Input data:
=====

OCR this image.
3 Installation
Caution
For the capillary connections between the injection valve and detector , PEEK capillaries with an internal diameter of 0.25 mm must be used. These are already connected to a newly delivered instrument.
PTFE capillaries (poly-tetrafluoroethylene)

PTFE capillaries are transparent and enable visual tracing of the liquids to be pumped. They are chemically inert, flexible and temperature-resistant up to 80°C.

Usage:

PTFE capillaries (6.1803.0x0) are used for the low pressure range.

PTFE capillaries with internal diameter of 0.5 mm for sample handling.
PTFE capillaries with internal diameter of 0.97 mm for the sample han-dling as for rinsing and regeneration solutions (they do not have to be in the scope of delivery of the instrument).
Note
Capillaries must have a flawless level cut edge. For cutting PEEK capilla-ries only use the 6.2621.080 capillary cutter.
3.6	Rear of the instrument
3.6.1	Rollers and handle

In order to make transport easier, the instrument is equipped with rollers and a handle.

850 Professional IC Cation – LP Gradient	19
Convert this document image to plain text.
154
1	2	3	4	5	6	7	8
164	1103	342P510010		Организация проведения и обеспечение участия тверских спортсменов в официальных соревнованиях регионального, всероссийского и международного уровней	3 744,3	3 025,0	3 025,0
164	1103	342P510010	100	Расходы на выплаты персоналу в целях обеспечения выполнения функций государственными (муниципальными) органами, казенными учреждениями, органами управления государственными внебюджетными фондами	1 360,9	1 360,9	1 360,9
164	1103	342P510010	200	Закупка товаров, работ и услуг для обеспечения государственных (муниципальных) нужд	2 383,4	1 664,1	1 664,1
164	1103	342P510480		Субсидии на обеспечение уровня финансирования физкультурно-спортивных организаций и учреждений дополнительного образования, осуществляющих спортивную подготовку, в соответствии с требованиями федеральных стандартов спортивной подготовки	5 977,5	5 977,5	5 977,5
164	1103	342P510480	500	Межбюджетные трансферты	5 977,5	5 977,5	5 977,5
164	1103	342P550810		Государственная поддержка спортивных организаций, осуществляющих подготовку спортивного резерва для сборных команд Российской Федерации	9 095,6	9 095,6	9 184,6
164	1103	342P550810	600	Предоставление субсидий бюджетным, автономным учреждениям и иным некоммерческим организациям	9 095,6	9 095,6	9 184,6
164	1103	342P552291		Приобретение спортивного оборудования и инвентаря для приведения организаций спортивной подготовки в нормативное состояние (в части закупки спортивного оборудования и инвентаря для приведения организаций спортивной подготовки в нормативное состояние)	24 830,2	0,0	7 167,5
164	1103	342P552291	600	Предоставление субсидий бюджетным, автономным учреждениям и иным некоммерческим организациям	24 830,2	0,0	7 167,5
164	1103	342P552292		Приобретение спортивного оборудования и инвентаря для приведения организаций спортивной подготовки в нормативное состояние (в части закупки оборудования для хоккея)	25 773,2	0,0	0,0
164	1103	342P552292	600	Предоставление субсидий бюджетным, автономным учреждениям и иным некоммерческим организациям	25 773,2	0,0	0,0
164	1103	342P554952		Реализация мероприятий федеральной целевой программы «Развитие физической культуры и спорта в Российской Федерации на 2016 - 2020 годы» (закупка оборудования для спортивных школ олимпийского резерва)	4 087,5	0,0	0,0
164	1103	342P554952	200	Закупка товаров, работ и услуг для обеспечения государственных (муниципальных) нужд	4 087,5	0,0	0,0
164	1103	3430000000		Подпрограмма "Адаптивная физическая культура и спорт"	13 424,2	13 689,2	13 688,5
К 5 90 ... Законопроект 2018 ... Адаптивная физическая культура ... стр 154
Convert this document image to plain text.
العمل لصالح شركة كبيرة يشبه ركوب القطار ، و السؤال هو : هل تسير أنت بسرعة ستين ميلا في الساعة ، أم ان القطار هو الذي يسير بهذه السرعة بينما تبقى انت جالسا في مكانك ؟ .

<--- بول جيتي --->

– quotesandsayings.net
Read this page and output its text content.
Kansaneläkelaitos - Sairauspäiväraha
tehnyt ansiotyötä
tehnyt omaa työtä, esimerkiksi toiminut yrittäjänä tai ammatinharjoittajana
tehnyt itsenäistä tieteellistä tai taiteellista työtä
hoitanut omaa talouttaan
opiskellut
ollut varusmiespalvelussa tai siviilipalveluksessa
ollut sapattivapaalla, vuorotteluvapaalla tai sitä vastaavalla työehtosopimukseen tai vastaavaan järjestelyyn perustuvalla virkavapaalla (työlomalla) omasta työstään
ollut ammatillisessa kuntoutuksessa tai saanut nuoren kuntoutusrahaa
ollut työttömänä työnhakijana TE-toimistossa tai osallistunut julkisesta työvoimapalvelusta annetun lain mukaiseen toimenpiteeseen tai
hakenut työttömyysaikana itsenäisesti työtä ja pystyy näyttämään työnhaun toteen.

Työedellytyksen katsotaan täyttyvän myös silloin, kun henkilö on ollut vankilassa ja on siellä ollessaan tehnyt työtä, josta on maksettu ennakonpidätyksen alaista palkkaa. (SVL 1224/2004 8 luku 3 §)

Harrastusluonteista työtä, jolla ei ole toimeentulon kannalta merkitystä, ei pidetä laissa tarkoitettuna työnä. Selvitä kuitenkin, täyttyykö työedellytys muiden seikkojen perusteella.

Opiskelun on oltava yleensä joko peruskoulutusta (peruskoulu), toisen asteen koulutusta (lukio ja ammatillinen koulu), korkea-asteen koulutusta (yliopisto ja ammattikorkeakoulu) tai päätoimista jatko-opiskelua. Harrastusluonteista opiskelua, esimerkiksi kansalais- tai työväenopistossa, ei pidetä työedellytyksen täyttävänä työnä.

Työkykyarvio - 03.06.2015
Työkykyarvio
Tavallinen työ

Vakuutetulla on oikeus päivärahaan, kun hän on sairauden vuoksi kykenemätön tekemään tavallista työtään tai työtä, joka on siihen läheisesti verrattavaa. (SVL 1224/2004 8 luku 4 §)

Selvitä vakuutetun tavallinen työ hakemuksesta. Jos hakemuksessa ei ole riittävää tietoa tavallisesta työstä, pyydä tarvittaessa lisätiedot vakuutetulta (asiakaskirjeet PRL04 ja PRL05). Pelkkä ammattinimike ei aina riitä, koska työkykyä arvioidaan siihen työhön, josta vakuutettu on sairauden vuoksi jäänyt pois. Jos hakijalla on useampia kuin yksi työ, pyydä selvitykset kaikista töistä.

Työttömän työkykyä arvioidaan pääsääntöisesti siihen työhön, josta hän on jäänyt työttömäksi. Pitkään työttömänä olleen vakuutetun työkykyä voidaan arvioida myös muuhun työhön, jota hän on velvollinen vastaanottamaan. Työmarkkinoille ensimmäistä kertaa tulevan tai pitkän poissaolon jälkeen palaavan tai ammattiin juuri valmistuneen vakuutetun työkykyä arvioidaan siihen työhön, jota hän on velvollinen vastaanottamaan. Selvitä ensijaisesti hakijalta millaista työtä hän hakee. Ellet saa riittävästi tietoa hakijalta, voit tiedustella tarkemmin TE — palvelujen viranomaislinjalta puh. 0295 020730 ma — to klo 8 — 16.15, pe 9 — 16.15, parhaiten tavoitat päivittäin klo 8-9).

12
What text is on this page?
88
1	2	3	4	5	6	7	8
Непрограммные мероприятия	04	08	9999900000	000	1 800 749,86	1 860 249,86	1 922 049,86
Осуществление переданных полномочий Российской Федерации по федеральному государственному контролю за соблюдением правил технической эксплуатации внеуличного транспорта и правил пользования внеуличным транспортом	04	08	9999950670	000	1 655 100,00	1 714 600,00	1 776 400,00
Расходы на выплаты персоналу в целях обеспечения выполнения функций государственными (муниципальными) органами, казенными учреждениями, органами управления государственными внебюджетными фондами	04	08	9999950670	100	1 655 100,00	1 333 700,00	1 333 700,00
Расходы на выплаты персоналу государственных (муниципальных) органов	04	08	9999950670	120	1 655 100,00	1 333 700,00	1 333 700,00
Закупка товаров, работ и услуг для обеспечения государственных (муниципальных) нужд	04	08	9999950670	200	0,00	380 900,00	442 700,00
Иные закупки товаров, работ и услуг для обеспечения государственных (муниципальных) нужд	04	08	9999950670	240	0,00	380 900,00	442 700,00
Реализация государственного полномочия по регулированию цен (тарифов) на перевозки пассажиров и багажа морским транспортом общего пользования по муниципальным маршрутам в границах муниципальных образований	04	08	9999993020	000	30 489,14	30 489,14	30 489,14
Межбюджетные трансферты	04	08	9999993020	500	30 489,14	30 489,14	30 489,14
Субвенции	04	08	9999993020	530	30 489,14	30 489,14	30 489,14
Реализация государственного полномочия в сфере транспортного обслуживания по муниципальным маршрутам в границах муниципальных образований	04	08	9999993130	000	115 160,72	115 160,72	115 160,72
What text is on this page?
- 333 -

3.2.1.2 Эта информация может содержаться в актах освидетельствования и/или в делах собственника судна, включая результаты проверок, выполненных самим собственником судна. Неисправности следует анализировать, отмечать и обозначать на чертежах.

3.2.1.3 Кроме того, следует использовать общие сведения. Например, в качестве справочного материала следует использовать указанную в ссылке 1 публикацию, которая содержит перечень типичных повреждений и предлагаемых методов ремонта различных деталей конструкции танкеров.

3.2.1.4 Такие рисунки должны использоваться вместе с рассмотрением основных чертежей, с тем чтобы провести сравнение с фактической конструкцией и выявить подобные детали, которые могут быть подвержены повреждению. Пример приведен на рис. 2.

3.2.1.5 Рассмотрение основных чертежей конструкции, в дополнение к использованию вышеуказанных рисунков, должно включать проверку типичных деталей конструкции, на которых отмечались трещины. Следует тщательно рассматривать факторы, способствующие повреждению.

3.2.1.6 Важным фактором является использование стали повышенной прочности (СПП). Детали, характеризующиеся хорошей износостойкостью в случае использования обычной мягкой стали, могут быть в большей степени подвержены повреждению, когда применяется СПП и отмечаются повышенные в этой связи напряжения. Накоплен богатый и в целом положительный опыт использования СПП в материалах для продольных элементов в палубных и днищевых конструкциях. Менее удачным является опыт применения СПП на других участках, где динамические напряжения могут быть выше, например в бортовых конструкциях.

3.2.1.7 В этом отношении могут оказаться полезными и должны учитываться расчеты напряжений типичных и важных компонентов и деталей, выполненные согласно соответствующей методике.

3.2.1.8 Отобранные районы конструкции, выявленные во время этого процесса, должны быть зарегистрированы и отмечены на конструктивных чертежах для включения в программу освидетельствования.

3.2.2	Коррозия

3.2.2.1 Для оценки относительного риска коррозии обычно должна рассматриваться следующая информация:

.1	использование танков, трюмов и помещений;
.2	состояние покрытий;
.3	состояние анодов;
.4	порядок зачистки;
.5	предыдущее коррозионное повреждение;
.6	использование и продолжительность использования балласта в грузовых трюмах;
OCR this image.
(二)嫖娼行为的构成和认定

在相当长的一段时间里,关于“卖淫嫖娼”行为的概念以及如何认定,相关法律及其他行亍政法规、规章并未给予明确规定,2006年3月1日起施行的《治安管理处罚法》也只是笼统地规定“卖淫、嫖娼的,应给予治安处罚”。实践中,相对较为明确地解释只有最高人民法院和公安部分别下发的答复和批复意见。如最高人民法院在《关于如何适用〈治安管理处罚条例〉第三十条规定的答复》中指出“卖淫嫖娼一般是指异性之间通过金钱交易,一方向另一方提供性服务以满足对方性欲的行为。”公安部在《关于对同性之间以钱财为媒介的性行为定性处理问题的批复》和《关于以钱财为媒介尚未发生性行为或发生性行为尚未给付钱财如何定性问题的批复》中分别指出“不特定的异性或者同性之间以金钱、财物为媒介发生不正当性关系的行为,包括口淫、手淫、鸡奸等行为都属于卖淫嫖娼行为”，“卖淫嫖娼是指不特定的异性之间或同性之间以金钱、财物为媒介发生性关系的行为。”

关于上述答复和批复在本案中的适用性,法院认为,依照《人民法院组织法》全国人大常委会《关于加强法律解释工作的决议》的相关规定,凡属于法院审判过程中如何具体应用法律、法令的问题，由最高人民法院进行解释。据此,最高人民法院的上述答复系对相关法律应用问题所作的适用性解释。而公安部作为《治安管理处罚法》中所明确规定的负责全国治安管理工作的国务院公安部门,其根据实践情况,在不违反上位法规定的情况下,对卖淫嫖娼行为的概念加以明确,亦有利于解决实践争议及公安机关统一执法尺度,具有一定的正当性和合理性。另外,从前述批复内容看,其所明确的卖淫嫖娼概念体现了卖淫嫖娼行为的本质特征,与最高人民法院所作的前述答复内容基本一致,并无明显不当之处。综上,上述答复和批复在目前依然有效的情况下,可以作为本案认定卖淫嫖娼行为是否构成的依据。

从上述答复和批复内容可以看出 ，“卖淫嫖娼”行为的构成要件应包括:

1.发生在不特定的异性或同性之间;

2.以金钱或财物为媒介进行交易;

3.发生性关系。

=====

Problem description: Tell how many lines in the material contain the word "luku". Only the number is wanted.

Reply to the exercise: 2